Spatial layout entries
══════
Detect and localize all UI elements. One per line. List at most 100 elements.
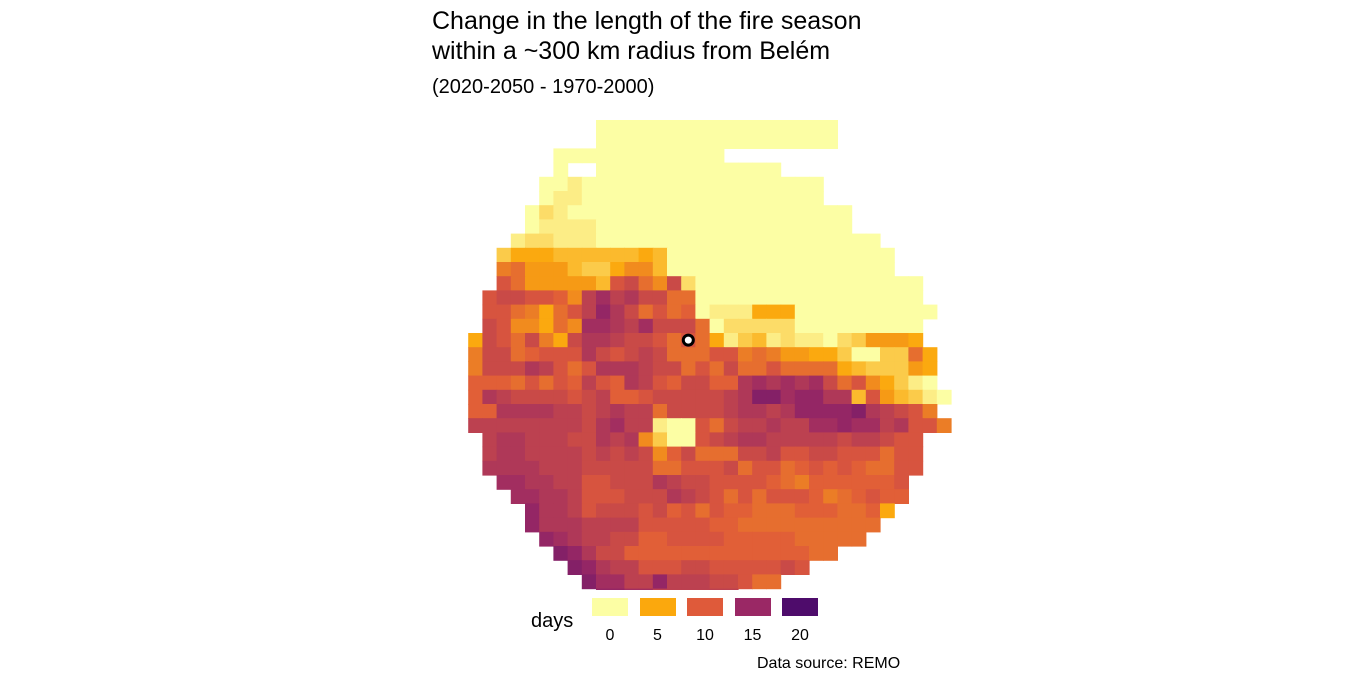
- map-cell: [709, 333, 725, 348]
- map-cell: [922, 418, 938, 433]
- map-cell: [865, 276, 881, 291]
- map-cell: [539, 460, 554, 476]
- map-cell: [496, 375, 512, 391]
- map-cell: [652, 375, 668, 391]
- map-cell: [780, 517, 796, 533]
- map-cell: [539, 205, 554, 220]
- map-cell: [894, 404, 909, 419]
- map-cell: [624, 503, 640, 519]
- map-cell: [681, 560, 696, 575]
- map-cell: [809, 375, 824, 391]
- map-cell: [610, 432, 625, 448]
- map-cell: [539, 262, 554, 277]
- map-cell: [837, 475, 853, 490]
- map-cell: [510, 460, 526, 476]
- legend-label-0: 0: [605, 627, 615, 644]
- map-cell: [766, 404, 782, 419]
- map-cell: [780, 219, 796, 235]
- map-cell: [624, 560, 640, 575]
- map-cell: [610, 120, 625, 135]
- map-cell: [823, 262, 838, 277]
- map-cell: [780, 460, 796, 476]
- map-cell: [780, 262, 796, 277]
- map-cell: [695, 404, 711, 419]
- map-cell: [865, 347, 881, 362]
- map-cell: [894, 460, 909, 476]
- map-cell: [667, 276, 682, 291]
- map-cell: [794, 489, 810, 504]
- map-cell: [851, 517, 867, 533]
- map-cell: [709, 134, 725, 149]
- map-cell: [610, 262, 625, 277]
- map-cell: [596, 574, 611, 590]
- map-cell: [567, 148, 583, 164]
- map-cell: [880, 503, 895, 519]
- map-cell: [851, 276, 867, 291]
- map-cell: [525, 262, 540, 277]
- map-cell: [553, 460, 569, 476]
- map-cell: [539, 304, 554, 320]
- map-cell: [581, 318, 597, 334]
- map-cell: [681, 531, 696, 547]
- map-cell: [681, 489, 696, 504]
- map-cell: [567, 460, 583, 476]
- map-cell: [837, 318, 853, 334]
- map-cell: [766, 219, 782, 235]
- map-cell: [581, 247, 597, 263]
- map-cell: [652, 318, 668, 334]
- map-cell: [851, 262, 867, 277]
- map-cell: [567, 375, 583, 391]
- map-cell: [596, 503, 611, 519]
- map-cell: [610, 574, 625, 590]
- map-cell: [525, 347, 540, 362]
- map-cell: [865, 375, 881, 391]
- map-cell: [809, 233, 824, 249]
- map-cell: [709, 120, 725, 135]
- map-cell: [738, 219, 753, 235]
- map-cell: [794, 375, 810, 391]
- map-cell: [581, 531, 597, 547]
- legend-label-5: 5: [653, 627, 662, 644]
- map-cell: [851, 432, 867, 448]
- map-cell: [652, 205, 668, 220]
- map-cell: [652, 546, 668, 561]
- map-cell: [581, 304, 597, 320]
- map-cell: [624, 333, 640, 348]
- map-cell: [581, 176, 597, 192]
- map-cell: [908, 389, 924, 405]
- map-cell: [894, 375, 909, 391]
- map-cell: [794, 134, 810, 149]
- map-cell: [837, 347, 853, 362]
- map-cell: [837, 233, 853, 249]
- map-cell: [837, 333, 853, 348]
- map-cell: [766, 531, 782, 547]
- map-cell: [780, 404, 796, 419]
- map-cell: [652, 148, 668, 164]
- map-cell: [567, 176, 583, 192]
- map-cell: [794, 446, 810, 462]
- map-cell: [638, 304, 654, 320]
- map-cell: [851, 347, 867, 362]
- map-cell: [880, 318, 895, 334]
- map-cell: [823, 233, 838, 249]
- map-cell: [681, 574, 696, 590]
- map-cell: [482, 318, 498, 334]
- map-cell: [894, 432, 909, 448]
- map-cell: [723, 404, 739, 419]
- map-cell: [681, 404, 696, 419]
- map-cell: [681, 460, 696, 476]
══════
▶ [WHAT TO DO]: Copy out every record above line for line, with no changes. Leave the pictures out of the copy.

▶ [TASK RESPONSE]:
Detect and localize all UI elements. One per line. List at most 100 elements.
- map-cell: [709, 333, 725, 348]
- map-cell: [922, 418, 938, 433]
- map-cell: [865, 276, 881, 291]
- map-cell: [539, 460, 554, 476]
- map-cell: [496, 375, 512, 391]
- map-cell: [652, 375, 668, 391]
- map-cell: [780, 517, 796, 533]
- map-cell: [539, 205, 554, 220]
- map-cell: [894, 404, 909, 419]
- map-cell: [624, 503, 640, 519]
- map-cell: [681, 560, 696, 575]
- map-cell: [809, 375, 824, 391]
- map-cell: [610, 432, 625, 448]
- map-cell: [539, 262, 554, 277]
- map-cell: [837, 475, 853, 490]
- map-cell: [510, 460, 526, 476]
- legend-label-0: 0: [605, 627, 615, 644]
- map-cell: [766, 404, 782, 419]
- map-cell: [780, 219, 796, 235]
- map-cell: [624, 560, 640, 575]
- map-cell: [610, 120, 625, 135]
- map-cell: [823, 262, 838, 277]
- map-cell: [780, 460, 796, 476]
- map-cell: [780, 262, 796, 277]
- map-cell: [695, 404, 711, 419]
- map-cell: [865, 347, 881, 362]
- map-cell: [894, 460, 909, 476]
- map-cell: [667, 276, 682, 291]
- map-cell: [794, 489, 810, 504]
- map-cell: [851, 517, 867, 533]
- map-cell: [709, 134, 725, 149]
- map-cell: [610, 262, 625, 277]
- map-cell: [596, 574, 611, 590]
- map-cell: [567, 148, 583, 164]
- map-cell: [880, 503, 895, 519]
- map-cell: [851, 276, 867, 291]
- map-cell: [525, 262, 540, 277]
- map-cell: [553, 460, 569, 476]
- map-cell: [539, 304, 554, 320]
- map-cell: [581, 318, 597, 334]
- map-cell: [681, 531, 696, 547]
- map-cell: [681, 489, 696, 504]
- map-cell: [567, 460, 583, 476]
- map-cell: [837, 318, 853, 334]
- map-cell: [766, 219, 782, 235]
- map-cell: [581, 247, 597, 263]
- map-cell: [652, 318, 668, 334]
- map-cell: [851, 262, 867, 277]
- map-cell: [567, 375, 583, 391]
- map-cell: [596, 503, 611, 519]
- map-cell: [610, 574, 625, 590]
- map-cell: [525, 347, 540, 362]
- map-cell: [865, 375, 881, 391]
- map-cell: [809, 233, 824, 249]
- map-cell: [709, 120, 725, 135]
- map-cell: [738, 219, 753, 235]
- map-cell: [794, 375, 810, 391]
- map-cell: [581, 531, 597, 547]
- legend-label-5: 5: [653, 627, 662, 644]
- map-cell: [851, 432, 867, 448]
- map-cell: [652, 205, 668, 220]
- map-cell: [652, 546, 668, 561]
- map-cell: [581, 304, 597, 320]
- map-cell: [624, 333, 640, 348]
- map-cell: [581, 176, 597, 192]
- map-cell: [908, 389, 924, 405]
- map-cell: [894, 375, 909, 391]
- map-cell: [794, 134, 810, 149]
- map-cell: [837, 347, 853, 362]
- map-cell: [837, 233, 853, 249]
- map-cell: [837, 333, 853, 348]
- map-cell: [766, 531, 782, 547]
- map-cell: [780, 404, 796, 419]
- map-cell: [652, 148, 668, 164]
- map-cell: [567, 176, 583, 192]
- map-cell: [794, 446, 810, 462]
- map-cell: [638, 304, 654, 320]
- map-cell: [851, 347, 867, 362]
- map-cell: [880, 318, 895, 334]
- map-cell: [823, 233, 838, 249]
- map-cell: [681, 574, 696, 590]
- map-cell: [482, 318, 498, 334]
- map-cell: [894, 432, 909, 448]
- map-cell: [723, 404, 739, 419]
- map-cell: [681, 404, 696, 419]
- map-cell: [681, 460, 696, 476]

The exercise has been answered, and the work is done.